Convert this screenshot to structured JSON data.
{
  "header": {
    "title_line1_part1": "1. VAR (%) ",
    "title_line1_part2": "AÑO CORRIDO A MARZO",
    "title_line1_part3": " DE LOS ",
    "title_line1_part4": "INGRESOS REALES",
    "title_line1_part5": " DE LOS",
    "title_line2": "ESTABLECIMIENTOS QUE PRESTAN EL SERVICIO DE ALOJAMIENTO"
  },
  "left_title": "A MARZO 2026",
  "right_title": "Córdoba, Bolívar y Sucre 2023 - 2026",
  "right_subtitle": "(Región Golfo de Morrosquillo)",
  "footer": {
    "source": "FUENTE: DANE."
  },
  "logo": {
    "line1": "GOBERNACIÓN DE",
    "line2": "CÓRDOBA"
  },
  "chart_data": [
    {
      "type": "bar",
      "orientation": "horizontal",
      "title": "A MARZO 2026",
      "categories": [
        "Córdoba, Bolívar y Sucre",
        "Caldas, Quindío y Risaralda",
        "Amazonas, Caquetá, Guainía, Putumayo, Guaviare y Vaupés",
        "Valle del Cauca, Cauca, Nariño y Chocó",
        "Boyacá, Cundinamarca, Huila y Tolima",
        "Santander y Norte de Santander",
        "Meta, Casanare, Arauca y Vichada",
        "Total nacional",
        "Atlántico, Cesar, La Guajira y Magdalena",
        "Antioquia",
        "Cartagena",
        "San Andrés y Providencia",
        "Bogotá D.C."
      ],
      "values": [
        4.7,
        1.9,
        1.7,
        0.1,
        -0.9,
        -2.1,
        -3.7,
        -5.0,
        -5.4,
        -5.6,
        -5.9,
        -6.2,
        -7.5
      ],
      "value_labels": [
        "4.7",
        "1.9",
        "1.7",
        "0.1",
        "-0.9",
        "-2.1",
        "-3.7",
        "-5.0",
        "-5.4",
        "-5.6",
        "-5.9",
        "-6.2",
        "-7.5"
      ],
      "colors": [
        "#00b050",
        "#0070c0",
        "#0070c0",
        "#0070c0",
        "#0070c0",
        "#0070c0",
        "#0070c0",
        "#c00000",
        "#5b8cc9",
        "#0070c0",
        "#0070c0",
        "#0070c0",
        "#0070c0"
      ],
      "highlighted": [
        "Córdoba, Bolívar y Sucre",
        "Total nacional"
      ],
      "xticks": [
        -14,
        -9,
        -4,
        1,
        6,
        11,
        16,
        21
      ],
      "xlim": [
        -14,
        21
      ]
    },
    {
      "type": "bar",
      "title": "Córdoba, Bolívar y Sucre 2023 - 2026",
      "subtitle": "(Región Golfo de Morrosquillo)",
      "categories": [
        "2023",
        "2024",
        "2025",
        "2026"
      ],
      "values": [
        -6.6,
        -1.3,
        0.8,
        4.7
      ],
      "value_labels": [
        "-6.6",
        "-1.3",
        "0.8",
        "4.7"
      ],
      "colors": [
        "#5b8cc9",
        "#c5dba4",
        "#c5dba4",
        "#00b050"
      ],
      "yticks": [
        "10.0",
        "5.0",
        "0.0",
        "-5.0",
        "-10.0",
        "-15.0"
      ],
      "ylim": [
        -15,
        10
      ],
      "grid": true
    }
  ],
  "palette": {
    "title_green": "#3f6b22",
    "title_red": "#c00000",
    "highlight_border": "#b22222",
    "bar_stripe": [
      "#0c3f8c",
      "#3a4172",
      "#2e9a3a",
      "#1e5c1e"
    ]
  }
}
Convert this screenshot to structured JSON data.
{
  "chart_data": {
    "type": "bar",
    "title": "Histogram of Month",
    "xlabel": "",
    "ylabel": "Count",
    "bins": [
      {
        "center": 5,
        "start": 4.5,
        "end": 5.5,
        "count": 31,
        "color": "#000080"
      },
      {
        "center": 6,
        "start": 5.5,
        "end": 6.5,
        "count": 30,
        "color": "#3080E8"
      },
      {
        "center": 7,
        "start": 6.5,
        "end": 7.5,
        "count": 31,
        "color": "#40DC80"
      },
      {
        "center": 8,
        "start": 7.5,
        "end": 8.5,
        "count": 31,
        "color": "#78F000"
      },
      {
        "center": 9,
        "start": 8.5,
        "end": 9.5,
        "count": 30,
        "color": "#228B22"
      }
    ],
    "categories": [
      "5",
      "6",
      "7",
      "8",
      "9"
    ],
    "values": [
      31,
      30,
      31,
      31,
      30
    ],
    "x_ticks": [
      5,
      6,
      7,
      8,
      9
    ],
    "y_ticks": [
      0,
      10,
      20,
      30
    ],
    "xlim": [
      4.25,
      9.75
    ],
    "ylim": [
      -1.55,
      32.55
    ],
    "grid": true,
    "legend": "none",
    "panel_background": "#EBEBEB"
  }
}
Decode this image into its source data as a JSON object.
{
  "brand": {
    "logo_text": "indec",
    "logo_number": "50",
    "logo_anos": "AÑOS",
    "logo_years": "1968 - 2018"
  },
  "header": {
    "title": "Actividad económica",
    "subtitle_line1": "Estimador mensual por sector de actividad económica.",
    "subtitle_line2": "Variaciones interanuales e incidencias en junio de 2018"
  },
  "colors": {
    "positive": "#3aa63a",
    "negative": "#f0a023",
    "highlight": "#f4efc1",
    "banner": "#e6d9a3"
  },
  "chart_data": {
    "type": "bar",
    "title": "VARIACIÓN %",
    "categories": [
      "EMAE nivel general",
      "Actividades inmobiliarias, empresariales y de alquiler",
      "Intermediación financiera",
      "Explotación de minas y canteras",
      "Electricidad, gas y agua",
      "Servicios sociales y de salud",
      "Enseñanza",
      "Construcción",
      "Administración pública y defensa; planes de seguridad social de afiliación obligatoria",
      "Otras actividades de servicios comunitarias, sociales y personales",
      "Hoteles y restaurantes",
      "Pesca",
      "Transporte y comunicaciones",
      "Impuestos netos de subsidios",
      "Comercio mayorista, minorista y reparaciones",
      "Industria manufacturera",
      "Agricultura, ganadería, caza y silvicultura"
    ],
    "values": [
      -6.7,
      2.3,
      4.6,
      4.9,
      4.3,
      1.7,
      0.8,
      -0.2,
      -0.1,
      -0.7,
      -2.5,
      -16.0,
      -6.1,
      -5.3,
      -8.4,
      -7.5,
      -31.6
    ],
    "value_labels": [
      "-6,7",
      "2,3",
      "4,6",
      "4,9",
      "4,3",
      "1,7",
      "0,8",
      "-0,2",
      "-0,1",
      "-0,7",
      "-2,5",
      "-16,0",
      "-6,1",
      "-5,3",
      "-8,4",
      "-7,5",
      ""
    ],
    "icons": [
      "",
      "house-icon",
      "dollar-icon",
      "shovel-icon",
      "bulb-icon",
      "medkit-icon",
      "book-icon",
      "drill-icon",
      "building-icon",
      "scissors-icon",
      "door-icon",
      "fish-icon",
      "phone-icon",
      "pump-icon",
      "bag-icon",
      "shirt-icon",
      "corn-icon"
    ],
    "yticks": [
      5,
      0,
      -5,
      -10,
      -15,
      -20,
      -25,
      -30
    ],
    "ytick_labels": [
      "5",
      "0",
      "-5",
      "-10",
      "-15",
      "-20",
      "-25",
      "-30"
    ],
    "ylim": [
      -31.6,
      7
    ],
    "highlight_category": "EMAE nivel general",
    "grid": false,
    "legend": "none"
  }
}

Work to complete:
Copy every line above that holds the word "EMAE".

Result below:
      "EMAE nivel general",
    "highlight_category": "EMAE nivel general",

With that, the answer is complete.